** SHORT TASK A **
In the piece on Google Play ads, which range of birthdays marks someone as a millennial?
** SHORT TASK B **
Pick up the piece on Google Play ads after its last sentence and keep it going in the same voice.
── SOURCE EXCERPT ──
My wife and I have perfected the art of screaming at the TV while Google runs a new series of ads promoting something called Google Play. The ads seem tailor made for millennials, those wacky creatures with birthdays in early 1980s to the early 2000s.
Google loves millennials. Also grandmothers using AOL on Windows 95 who only know how to open emailed photos of grandchildren and stalk the entire family on Facebook. But it’s mostly the millennials.
Millennials are the people in your neighborhood who get run over by cars while texting, fall down open manholes when walking down a sidewalk while texting, running over other people while driving and texting, listening to lectures in college and texting, working mundane jobs and texting, and, if the rumors are true, even use their internet-powered smartphones while sitting on the toilet.
Whatever Google poops out millennials soak up like a sponge. How about Google in your wristwatch like George Jetson? Yes, please! How about Google in a computer you strap to your face? I’ll look so cool! How about Google you wear in a ring on your finger? Yes, I do.
These are people living enhanced reality sorts of lives. Why just look at a boring street when you can wear goggles that superimpose text (in the font of your choice) and describe what’s in view so you won’t have to hurt your brain? And it’s free, not counting the 20% of display real estate devoted to blinking advertisements.
Speaking of which, the ad campaign for Google Play is promoting the ability to watch Hollywood blockbuster movies like “Yankee! Look at me! I am the Captain now!”
Of course, with Google involved, it doesn’t quite stop there. In Google’s opinion, while watching the movie, you should be multitasking. Perhaps using some Google Docs to manage your money. Manage tomorrow’s expenditures and consumption. Let’s devote about 20% of the display to that.
───
── DATA SECTION ──
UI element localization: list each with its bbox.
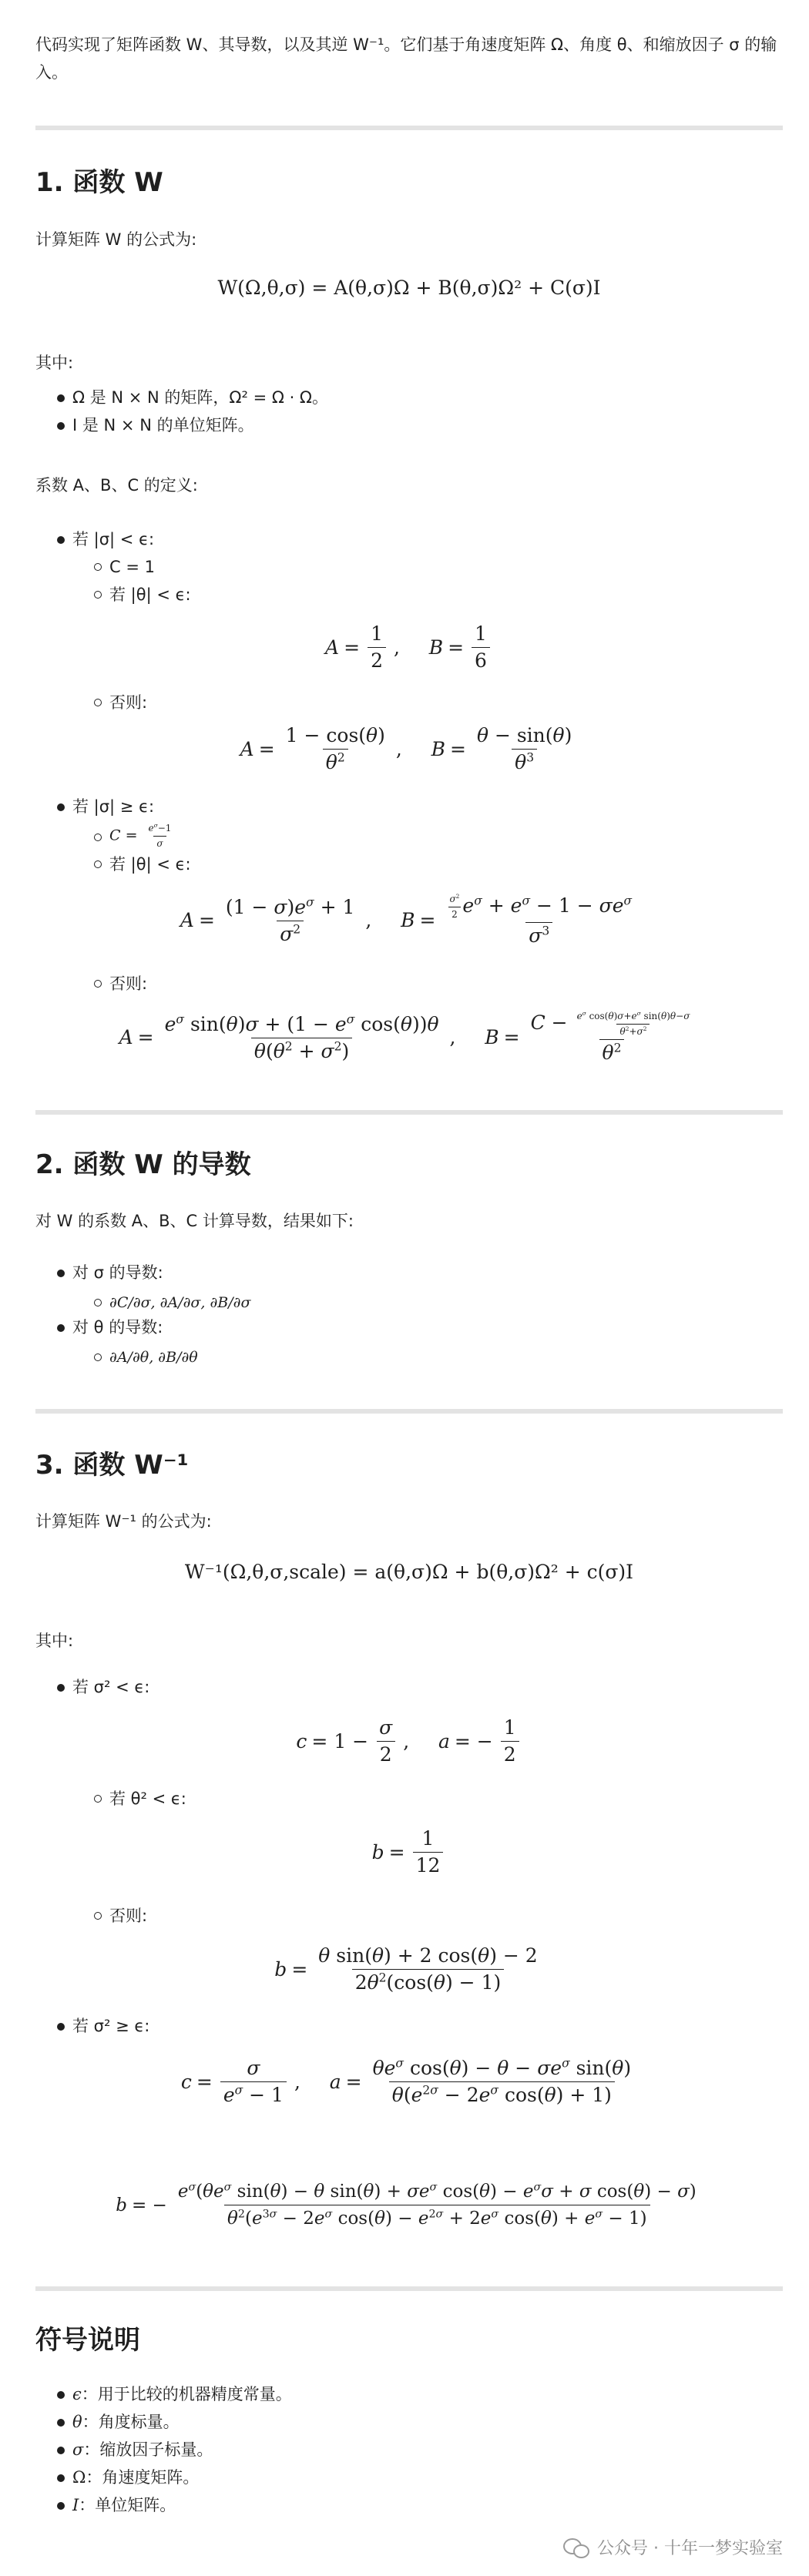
───
** EXPECTED ANSWER A **
Birthdays from the early 1980s to the early 2000s.

** EXPECTED ANSWER B **
Google is known for search (an admittedly archaic service they continue to offer for nostalgic reasons) so of course they recommend that while enjoying movies. In the commercial the clever viewer realizes, “Holy shit! That’s Tom Hanks. Click pause. Let’s google that sum bitch. I bet this isn’t his first movie. What else has this guy been in?”
With proper utilization of the myriad of services offered by Google, it’s possible to give less and less screen to the movie itself. If done properly, the movie can be shrunk to the size of a single twinkling pixel, much like a real star in Google NightSky.
Of course, at that size, the only part of the movie that can actually be enjoyed is the audio, and that is easily overwritten by Google Radio.
A good movie prompts a feeling of suspension of disbelief. It takes you out of the moment. Google doesn’t like people who are present in the moment. That’s why they launched Google Omnipresent Stimuli. Movies should never get your full attention. They should just be a tiny slice of the stimuli spectrum. With advertising, of course.
“Yankee! Look at Google! They are the Captain now.”